DOCUMENT SEGMENT -
***

Nigeria will not request a delay in debt-service payments this year from
bilateral and commercial creditors, the largest economy yet to turn
down a debt holiday offered to the
world’s poorest nations.
“Nigeria is not planning to ask for debt
repayment deferment for our commercial loans or for our bilateral loans
from our bilateral creditors,” Finance Minister, Zainab Ahmed said in a
call with investors organised by Citigroup on Tuesday.
The decision marks a shift after the
government reached out to bilateral and multilateral lenders in May to
try to waive debt payments this year as the pandemic battered Africa’s
largest economy, according to Bloomberg.
In April, Ahmed had said the government
did not intend to suspend Eurobond payments, but planned to seek relief
from its biggest bilateral creditor, China.
President Muhammadu Buhari had called on
multilateral lenders to cancel debt payments from countries struggling
with the new virus.
Nigeria, the continent’s top oil
producer, has also ruled out a sale of Eurobonds this year after market
conditions deteriorated sharply at the start of the Covid-19 outbreak,
the Director General of the Debt Management Office, Patience Oniha, said
during the conference call.

***

Page layout parsing data:
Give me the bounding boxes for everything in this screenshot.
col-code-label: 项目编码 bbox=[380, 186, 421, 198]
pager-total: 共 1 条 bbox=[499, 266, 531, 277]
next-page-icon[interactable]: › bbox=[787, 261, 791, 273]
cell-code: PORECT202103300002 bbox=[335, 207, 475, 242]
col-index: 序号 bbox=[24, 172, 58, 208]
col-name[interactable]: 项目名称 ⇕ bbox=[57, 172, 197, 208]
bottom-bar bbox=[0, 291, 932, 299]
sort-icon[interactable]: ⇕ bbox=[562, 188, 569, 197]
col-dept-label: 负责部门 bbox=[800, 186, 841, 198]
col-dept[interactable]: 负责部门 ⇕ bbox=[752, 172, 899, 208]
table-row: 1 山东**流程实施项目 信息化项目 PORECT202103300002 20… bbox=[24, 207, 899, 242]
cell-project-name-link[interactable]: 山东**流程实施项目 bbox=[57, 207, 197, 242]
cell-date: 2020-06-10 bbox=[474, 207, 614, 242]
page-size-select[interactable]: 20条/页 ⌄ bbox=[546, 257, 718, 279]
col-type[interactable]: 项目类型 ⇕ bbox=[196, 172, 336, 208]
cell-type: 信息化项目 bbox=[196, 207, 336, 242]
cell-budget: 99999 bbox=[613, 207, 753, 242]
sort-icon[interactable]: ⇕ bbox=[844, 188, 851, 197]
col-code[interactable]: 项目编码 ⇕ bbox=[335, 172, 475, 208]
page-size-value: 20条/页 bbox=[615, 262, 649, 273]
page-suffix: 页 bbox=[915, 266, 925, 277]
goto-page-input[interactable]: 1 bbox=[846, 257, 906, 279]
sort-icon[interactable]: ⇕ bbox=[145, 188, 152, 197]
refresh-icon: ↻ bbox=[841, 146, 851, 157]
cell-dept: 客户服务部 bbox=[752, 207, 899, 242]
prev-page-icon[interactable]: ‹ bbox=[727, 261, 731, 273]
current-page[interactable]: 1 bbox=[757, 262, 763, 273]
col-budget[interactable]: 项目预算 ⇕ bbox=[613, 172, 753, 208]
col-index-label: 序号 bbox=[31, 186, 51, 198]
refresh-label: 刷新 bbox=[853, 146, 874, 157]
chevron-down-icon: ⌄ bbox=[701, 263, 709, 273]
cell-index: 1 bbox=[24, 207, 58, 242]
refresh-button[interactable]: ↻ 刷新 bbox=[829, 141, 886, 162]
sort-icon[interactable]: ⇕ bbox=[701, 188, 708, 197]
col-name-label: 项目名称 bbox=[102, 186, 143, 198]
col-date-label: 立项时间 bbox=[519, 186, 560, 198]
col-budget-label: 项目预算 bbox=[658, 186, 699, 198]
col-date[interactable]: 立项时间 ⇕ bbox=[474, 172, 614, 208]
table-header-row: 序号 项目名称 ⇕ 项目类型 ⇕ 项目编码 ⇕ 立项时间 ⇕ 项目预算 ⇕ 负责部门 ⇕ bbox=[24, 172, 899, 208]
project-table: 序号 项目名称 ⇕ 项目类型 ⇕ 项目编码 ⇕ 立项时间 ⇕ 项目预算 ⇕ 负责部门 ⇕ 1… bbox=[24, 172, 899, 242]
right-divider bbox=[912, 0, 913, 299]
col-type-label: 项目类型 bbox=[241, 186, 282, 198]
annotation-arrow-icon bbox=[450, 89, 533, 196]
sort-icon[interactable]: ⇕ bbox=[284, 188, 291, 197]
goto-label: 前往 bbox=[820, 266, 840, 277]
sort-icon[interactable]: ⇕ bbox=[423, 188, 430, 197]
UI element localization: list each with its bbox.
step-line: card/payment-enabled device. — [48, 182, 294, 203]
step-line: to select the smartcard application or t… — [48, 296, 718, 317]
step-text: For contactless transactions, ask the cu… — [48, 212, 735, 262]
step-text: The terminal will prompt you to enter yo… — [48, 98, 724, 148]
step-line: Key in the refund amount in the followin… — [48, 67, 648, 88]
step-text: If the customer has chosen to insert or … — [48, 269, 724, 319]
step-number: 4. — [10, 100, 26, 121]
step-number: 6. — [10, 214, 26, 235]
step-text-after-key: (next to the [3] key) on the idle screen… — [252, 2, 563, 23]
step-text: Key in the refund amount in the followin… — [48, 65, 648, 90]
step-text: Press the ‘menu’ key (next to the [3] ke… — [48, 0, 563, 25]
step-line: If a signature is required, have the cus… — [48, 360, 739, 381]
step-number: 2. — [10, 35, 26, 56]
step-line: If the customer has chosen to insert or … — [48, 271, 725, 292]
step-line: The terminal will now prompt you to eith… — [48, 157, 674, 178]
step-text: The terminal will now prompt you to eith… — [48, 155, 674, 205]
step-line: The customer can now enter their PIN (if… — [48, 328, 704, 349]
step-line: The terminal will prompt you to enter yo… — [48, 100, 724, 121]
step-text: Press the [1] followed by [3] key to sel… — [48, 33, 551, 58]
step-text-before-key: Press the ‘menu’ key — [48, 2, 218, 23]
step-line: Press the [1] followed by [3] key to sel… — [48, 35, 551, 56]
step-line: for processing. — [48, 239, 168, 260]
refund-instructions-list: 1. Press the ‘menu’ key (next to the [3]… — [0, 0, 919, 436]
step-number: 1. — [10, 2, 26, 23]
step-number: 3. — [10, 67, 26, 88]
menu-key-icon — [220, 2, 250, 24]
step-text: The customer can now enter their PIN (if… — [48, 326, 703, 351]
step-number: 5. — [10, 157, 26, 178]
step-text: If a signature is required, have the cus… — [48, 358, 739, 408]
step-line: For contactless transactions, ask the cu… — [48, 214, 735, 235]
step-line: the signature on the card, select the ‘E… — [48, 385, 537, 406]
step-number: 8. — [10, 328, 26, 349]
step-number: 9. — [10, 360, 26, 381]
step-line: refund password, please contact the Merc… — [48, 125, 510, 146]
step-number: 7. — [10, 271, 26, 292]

***

EXERCISE TASKS -
1. Answer these questions about the article on Nigeria's debt payments:
(a) Which company organized the investor call on which Zainab Ahmed spoke?
(b) From which creditor did the government plan in April to seek relief?
(c) Who is the Director General of the Debt Management Office?
2. For each statement, say whether the article on Nigeria's debt payments supports it. Answer yes or no, and quote the words from the article that decide it.
(a) Nigeria intends to sell Eurobonds this year.
(b) In May the government contacted bilateral and multilateral lenders about waiving this year's debt payments.
(c) President Muhammadu Buhari asked commercial lenders to cancel debt payments.
3. Write the next part of the article on Nigeria's debt payments, picking up after its last sentence.

RESPONSES BY ITEM NUMBER -
1.
(a) Citigroup
(b) China, its biggest bilateral creditor
(c) Patience Oniha

2.
(a) No: "has also ruled out a sale of Eurobonds this year"
(b) Yes: "the government reached out to bilateral and multilateral lenders in May to try to waive debt payments this year"
(c) No: "had called on multilateral lenders to cancel debt payments from countries struggling with the new virus"

3.
“Not for this year, but certainly to go
back to that market, we have to see where the levels are,”Oniha said
when asked if the government planned to return to international debt
markets. “Borrowing in the domestic market became cheaper than borrowing
in international markets.”
The threat of credit downgrades has kept
many countries from seeking an eight-month suspension of $12 billion in
debt payments offered by the Group of 20 leading economies to help the
world’s poorest countries. Nigeria, the biggest economy eligible for
debt relief, could have saved $107.5 million under the initiative,
according to the World Bank.
Nearly half of Nigeria’s outstanding external debt is with multilateral lenders.
The World Bank Group is its top creditor
with $10.1 billion in loans. Beijing-based Export-Import Bank of China
is the second largest single creditor with loans totaling $3.2 billion,
while Eurobonds account for $10.86 billion or 39 per cent of external
debt, according to the debt management office.